**** MATERIAL SHOWN

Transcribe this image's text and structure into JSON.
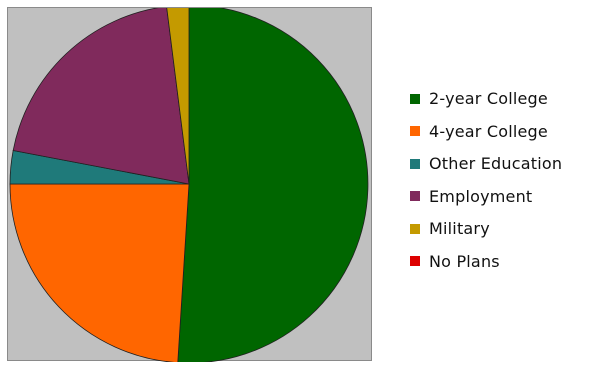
{
  "chart_data": {
    "type": "pie",
    "title": "",
    "start_angle_deg": 0,
    "direction": "clockwise",
    "slices": [
      {
        "label": "2-year College",
        "value": 51,
        "color": "#006600"
      },
      {
        "label": "4-year College",
        "value": 24,
        "color": "#ff6600"
      },
      {
        "label": "Other Education",
        "value": 3,
        "color": "#1f7a7a"
      },
      {
        "label": "Employment",
        "value": 20,
        "color": "#802a5c"
      },
      {
        "label": "Military",
        "value": 2,
        "color": "#c49a00"
      },
      {
        "label": "No Plans",
        "value": 0,
        "color": "#dd0000"
      }
    ],
    "legend_position": "right",
    "background_color": "#c0c0c0"
  }
}
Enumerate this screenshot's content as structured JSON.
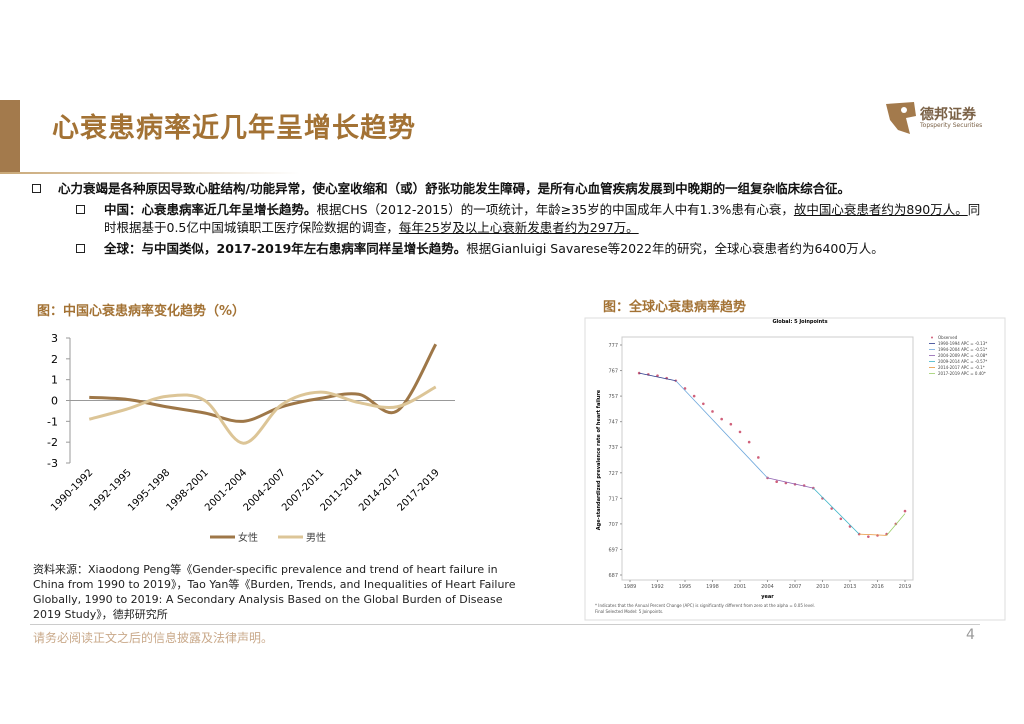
{
  "header": {
    "title": "心衰患病率近几年呈增长趋势",
    "logo_name": "德邦证券",
    "logo_subtitle": "Topsperity Securities"
  },
  "bullets": [
    {
      "segments": [
        {
          "text": "心力衰竭是各种原因导致心脏结构/功能异常，使心室收缩和（或）舒张功能发生障碍，是所有心血管疾病发展到中晚期的一组复杂临床综合征。",
          "style": "bold"
        }
      ],
      "children": [
        {
          "segments": [
            {
              "text": "中国：心衰患病率近几年呈增长趋势。",
              "style": "bold"
            },
            {
              "text": "根据CHS（2012-2015）的一项统计，年龄≥35岁的中国成年人中有1.3%患有心衰，",
              "style": "normal"
            },
            {
              "text": "故中国心衰患者约为890万人。",
              "style": "underline"
            },
            {
              "text": "同时根据基于0.5亿中国城镇职工医疗保险数据的调查，",
              "style": "normal"
            },
            {
              "text": "每年25岁及以上心衰新发患者约为297万。",
              "style": "underline"
            }
          ]
        },
        {
          "segments": [
            {
              "text": "全球：与中国类似，2017-2019年左右患病率同样呈增长趋势。",
              "style": "bold"
            },
            {
              "text": "根据Gianluigi Savarese等2022年的研究，全球心衰患者约为6400万人。",
              "style": "normal"
            }
          ]
        }
      ]
    }
  ],
  "chart_data": [
    {
      "type": "line",
      "title": "图：中国心衰患病率变化趋势（%）",
      "categories": [
        "1990-1992",
        "1992-1995",
        "1995-1998",
        "1998-2001",
        "2001-2004",
        "2004-2007",
        "2007-2011",
        "2011-2014",
        "2014-2017",
        "2017-2019"
      ],
      "series": [
        {
          "name": "女性",
          "color": "#9e7748",
          "values": [
            0.15,
            0.05,
            -0.3,
            -0.6,
            -1.0,
            -0.3,
            0.1,
            0.3,
            -0.5,
            2.7
          ]
        },
        {
          "name": "男性",
          "color": "#dcc597",
          "values": [
            -0.9,
            -0.4,
            0.2,
            0.0,
            -2.05,
            -0.2,
            0.4,
            -0.1,
            -0.3,
            0.65
          ]
        }
      ],
      "ylim": [
        -3,
        3
      ],
      "yticks": [
        -3,
        -2,
        -1,
        0,
        1,
        2,
        3
      ],
      "smooth": true,
      "legend": "bottom"
    },
    {
      "type": "scatter",
      "title": "图：全球心衰患病率趋势",
      "subtitle": "Global: 5 Joinpoints",
      "x_label": "year",
      "y_label": "Age-standardized prevalence rate of heart failure",
      "series": [
        {
          "name": "Observed",
          "color": "#d0607a",
          "style": "markers",
          "x": [
            1990,
            1991,
            1992,
            1993,
            1994,
            1995,
            1996,
            1997,
            1998,
            1999,
            2000,
            2001,
            2002,
            2003,
            2004,
            2005,
            2006,
            2007,
            2008,
            2009,
            2010,
            2011,
            2012,
            2013,
            2014,
            2015,
            2016,
            2017,
            2018,
            2019
          ],
          "values": [
            766,
            765.5,
            765,
            764,
            763,
            760,
            757,
            754,
            751,
            748,
            746,
            743,
            739,
            733,
            725,
            723.5,
            723,
            722.5,
            722,
            721,
            717,
            713,
            709,
            706,
            703,
            702,
            702.5,
            703,
            707,
            712
          ]
        },
        {
          "name": "1990-1994 APC = -0.13*",
          "color": "#2b3a8c",
          "style": "line",
          "x": [
            1990,
            1994
          ],
          "values": [
            766,
            763
          ]
        },
        {
          "name": "1994-2004 APC = -0.51*",
          "color": "#6fa8dc",
          "style": "line",
          "x": [
            1994,
            2004
          ],
          "values": [
            763,
            725
          ]
        },
        {
          "name": "2004-2009 APC = -0.08*",
          "color": "#8e5fb0",
          "style": "line",
          "x": [
            2004,
            2009
          ],
          "values": [
            725,
            721
          ]
        },
        {
          "name": "2009-2014 APC = -0.57*",
          "color": "#3cb4c8",
          "style": "line",
          "x": [
            2009,
            2014
          ],
          "values": [
            721,
            703
          ]
        },
        {
          "name": "2014-2017 APC = -0.1*",
          "color": "#e8963c",
          "style": "line",
          "x": [
            2014,
            2017
          ],
          "values": [
            703,
            702.5
          ]
        },
        {
          "name": "2017-2019 APC = 0.40*",
          "color": "#9ccf6a",
          "style": "line",
          "x": [
            2017,
            2019
          ],
          "values": [
            702.5,
            711
          ]
        }
      ],
      "xlim": [
        1989,
        2019
      ],
      "xticks": [
        1989,
        1992,
        1995,
        1998,
        2001,
        2004,
        2007,
        2010,
        2013,
        2016,
        2019
      ],
      "ylim": [
        687,
        777
      ],
      "yticks": [
        687,
        697,
        707,
        717,
        727,
        737,
        747,
        757,
        767,
        777
      ],
      "notes": [
        "* Indicates that the Annual Percent Change (APC) is significantly different from zero at the alpha = 0.05 level.",
        "Final Selected Model: 5 Joinpoints."
      ]
    }
  ],
  "source": "资料来源：Xiaodong Peng等《Gender-specific prevalence and trend of heart failure in China from 1990 to 2019》，Tao Yan等《Burden, Trends, and Inequalities of Heart Failure Globally, 1990 to 2019: A Secondary Analysis Based on the Global Burden of Disease 2019 Study》，德邦研究所",
  "footer": {
    "disclaimer": "请务必阅读正文之后的信息披露及法律声明。",
    "page": "4"
  }
}
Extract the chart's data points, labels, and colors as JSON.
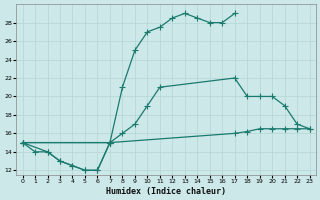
{
  "xlabel": "Humidex (Indice chaleur)",
  "bg_color": "#cce8e8",
  "line_color": "#1a7a6e",
  "grid_color": "#b8d8d8",
  "xlim": [
    -0.5,
    23.5
  ],
  "ylim": [
    11.5,
    30
  ],
  "yticks": [
    12,
    14,
    16,
    18,
    20,
    22,
    24,
    26,
    28
  ],
  "xticks": [
    0,
    1,
    2,
    3,
    4,
    5,
    6,
    7,
    8,
    9,
    10,
    11,
    12,
    13,
    14,
    15,
    16,
    17,
    18,
    19,
    20,
    21,
    22,
    23
  ],
  "line1_x": [
    0,
    1,
    2,
    3,
    4,
    5,
    6,
    7,
    8,
    9,
    10,
    11,
    12,
    13,
    14,
    15,
    16,
    17
  ],
  "line1_y": [
    15,
    14,
    14,
    13,
    12.5,
    12,
    12,
    15,
    21,
    25,
    27,
    27.5,
    28.5,
    29,
    28.5,
    28,
    28,
    29
  ],
  "line2_x": [
    0,
    7,
    8,
    9,
    10,
    11,
    17,
    18,
    19,
    20,
    21,
    22,
    23
  ],
  "line2_y": [
    15,
    15,
    16,
    17,
    19,
    21,
    22,
    20,
    20,
    20,
    19,
    17,
    16.5
  ],
  "line3_x": [
    0,
    7,
    17,
    18,
    19,
    20,
    21,
    22,
    23
  ],
  "line3_y": [
    15,
    15,
    16,
    16.2,
    16.5,
    16.5,
    16.5,
    16.5,
    16.5
  ],
  "line4_x": [
    0,
    2,
    3,
    4,
    5,
    6,
    7
  ],
  "line4_y": [
    15,
    14,
    13,
    12.5,
    12,
    12,
    15
  ]
}
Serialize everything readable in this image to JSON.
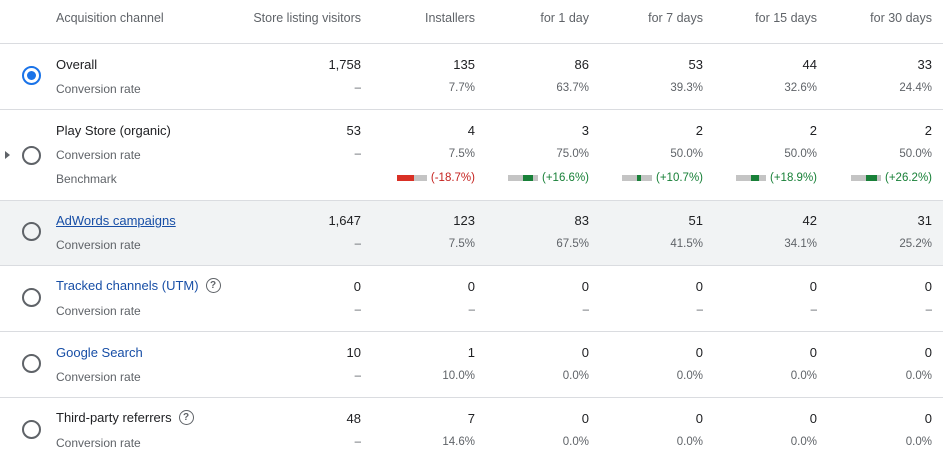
{
  "header": {
    "channel": "Acquisition channel",
    "visitors": "Store listing visitors",
    "installers": "Installers",
    "d1": "for 1 day",
    "d7": "for 7 days",
    "d15": "for 15 days",
    "d30": "for 30 days"
  },
  "rows": [
    {
      "name": "Overall",
      "sub": "Conversion rate",
      "selected": true,
      "values": [
        "1,758",
        "135",
        "86",
        "53",
        "44",
        "33"
      ],
      "rates": [
        "–",
        "7.7%",
        "63.7%",
        "39.3%",
        "32.6%",
        "24.4%"
      ]
    },
    {
      "name": "Play Store (organic)",
      "sub": "Conversion rate",
      "bench_label": "Benchmark",
      "values": [
        "53",
        "4",
        "3",
        "2",
        "2",
        "2"
      ],
      "rates": [
        "–",
        "7.5%",
        "75.0%",
        "50.0%",
        "50.0%",
        "50.0%"
      ],
      "benchmarks": [
        {
          "text": "(-18.7%)",
          "color": "#d93025"
        },
        {
          "text": "(+16.6%)",
          "color": "#188038"
        },
        {
          "text": "(+10.7%)",
          "color": "#188038"
        },
        {
          "text": "(+18.9%)",
          "color": "#188038"
        },
        {
          "text": "(+26.2%)",
          "color": "#188038"
        }
      ]
    },
    {
      "name": "AdWords campaigns",
      "sub": "Conversion rate",
      "values": [
        "1,647",
        "123",
        "83",
        "51",
        "42",
        "31"
      ],
      "rates": [
        "–",
        "7.5%",
        "67.5%",
        "41.5%",
        "34.1%",
        "25.2%"
      ]
    },
    {
      "name": "Tracked channels (UTM)",
      "sub": "Conversion rate",
      "help_icon": "?",
      "values": [
        "0",
        "0",
        "0",
        "0",
        "0",
        "0"
      ],
      "rates": [
        "–",
        "–",
        "–",
        "–",
        "–",
        "–"
      ]
    },
    {
      "name": "Google Search",
      "sub": "Conversion rate",
      "values": [
        "10",
        "1",
        "0",
        "0",
        "0",
        "0"
      ],
      "rates": [
        "–",
        "10.0%",
        "0.0%",
        "0.0%",
        "0.0%",
        "0.0%"
      ]
    },
    {
      "name": "Third-party referrers",
      "sub": "Conversion rate",
      "help_icon": "?",
      "values": [
        "48",
        "7",
        "0",
        "0",
        "0",
        "0"
      ],
      "rates": [
        "–",
        "14.6%",
        "0.0%",
        "0.0%",
        "0.0%",
        "0.0%"
      ]
    }
  ],
  "colors": {
    "accent": "#1a73e8",
    "link": "#174ea6",
    "negative": "#d93025",
    "positive": "#188038",
    "highlight_row": "#f1f3f4"
  },
  "icons": [
    "radio-selected-icon",
    "radio-icon",
    "expand-arrow-icon",
    "help-icon"
  ]
}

********

_WORK TO BE COMPLETED_. Identify the lines that hold the word "year". Copy every one of them.

_EXERCISE SOLUTION_.
        "label": "2-year College",
        "label": "4-year College",
      "x_label": "year",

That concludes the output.